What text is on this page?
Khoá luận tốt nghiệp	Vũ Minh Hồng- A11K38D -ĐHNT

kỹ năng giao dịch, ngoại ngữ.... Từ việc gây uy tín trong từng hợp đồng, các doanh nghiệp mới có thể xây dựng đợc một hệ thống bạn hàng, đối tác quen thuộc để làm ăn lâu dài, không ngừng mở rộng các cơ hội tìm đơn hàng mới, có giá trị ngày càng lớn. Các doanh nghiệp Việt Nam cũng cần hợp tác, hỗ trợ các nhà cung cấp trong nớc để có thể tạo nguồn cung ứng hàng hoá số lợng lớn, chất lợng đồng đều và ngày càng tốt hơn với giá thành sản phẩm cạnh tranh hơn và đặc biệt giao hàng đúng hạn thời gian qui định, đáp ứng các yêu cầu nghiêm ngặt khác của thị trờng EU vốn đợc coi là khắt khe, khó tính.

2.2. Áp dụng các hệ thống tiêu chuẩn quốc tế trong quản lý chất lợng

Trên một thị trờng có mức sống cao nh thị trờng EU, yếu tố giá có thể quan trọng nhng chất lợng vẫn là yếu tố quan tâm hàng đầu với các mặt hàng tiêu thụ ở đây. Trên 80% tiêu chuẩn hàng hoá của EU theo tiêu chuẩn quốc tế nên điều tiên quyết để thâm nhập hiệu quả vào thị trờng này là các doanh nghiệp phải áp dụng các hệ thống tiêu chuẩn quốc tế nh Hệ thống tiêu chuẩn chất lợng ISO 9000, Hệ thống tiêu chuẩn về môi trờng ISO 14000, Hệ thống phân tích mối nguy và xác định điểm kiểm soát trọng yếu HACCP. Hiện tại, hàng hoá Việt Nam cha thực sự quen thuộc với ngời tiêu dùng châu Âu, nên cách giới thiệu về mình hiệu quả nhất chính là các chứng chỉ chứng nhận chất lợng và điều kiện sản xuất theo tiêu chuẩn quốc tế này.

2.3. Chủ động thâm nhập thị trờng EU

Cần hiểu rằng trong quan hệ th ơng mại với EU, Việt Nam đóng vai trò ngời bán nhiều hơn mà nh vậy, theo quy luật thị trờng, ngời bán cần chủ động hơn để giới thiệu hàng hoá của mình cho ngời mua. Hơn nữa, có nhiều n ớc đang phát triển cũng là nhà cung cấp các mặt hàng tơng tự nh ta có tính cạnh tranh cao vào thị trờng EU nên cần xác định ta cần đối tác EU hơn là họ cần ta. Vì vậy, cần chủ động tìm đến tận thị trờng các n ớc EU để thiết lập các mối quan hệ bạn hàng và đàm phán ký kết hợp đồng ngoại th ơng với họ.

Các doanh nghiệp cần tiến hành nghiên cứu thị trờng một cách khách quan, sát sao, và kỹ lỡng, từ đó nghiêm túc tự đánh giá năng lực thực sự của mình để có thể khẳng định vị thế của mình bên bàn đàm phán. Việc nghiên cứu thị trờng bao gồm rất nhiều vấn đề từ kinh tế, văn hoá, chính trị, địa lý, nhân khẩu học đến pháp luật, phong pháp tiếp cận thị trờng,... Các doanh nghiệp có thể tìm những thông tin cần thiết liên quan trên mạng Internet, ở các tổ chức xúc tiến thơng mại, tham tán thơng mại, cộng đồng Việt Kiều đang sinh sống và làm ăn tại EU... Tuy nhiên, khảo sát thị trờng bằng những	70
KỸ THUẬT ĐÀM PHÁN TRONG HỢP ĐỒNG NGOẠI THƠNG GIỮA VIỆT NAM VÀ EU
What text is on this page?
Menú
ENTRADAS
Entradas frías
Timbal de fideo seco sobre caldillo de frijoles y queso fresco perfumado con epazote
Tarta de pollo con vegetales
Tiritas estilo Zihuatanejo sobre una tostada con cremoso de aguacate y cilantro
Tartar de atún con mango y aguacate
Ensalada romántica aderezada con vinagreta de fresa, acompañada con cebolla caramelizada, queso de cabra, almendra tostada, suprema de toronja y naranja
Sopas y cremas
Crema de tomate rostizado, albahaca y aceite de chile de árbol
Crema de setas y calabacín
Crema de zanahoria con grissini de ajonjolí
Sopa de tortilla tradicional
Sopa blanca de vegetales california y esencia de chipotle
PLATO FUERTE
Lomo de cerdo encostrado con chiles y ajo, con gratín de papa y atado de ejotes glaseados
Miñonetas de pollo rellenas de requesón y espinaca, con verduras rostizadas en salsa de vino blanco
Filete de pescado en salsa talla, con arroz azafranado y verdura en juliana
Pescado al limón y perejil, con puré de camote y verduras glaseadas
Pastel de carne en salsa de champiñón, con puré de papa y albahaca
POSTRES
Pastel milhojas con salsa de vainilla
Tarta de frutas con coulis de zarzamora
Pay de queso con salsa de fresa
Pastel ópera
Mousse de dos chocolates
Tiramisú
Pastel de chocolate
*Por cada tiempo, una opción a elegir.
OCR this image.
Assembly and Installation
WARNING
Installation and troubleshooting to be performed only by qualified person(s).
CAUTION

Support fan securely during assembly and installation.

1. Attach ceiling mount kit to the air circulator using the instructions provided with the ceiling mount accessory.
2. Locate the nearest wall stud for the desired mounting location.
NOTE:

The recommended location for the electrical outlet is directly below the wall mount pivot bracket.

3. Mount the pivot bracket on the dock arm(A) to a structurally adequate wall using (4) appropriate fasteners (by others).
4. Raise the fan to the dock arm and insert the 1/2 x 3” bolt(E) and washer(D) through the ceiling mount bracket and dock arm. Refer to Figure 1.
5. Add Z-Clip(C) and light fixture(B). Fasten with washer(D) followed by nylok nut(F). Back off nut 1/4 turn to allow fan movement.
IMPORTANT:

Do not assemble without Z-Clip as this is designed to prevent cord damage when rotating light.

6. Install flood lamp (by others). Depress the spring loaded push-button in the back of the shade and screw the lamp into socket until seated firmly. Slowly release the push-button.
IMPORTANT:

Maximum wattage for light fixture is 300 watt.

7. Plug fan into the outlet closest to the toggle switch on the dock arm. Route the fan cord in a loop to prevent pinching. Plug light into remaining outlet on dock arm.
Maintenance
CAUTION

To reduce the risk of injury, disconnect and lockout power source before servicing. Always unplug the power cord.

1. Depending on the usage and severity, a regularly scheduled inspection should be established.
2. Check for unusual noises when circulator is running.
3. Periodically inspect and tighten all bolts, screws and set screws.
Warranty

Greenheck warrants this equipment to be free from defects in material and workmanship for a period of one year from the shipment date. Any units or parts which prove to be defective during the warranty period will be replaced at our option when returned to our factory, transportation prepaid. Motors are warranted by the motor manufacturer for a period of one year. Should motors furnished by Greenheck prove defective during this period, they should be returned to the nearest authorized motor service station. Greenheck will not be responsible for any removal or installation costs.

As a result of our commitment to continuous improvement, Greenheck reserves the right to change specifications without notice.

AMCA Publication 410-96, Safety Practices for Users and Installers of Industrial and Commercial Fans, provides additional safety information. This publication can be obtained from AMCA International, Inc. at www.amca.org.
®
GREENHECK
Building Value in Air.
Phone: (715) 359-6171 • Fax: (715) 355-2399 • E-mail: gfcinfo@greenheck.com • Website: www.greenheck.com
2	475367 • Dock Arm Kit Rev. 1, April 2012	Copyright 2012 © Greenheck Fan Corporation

_ _ _

__WHAT THE EXERCISE ASKS__
Tally the lines of the preceding listing in which the word "aguacate" appears; state nothing but the total.

__SOLUTION TO THIS PROBLEM__
2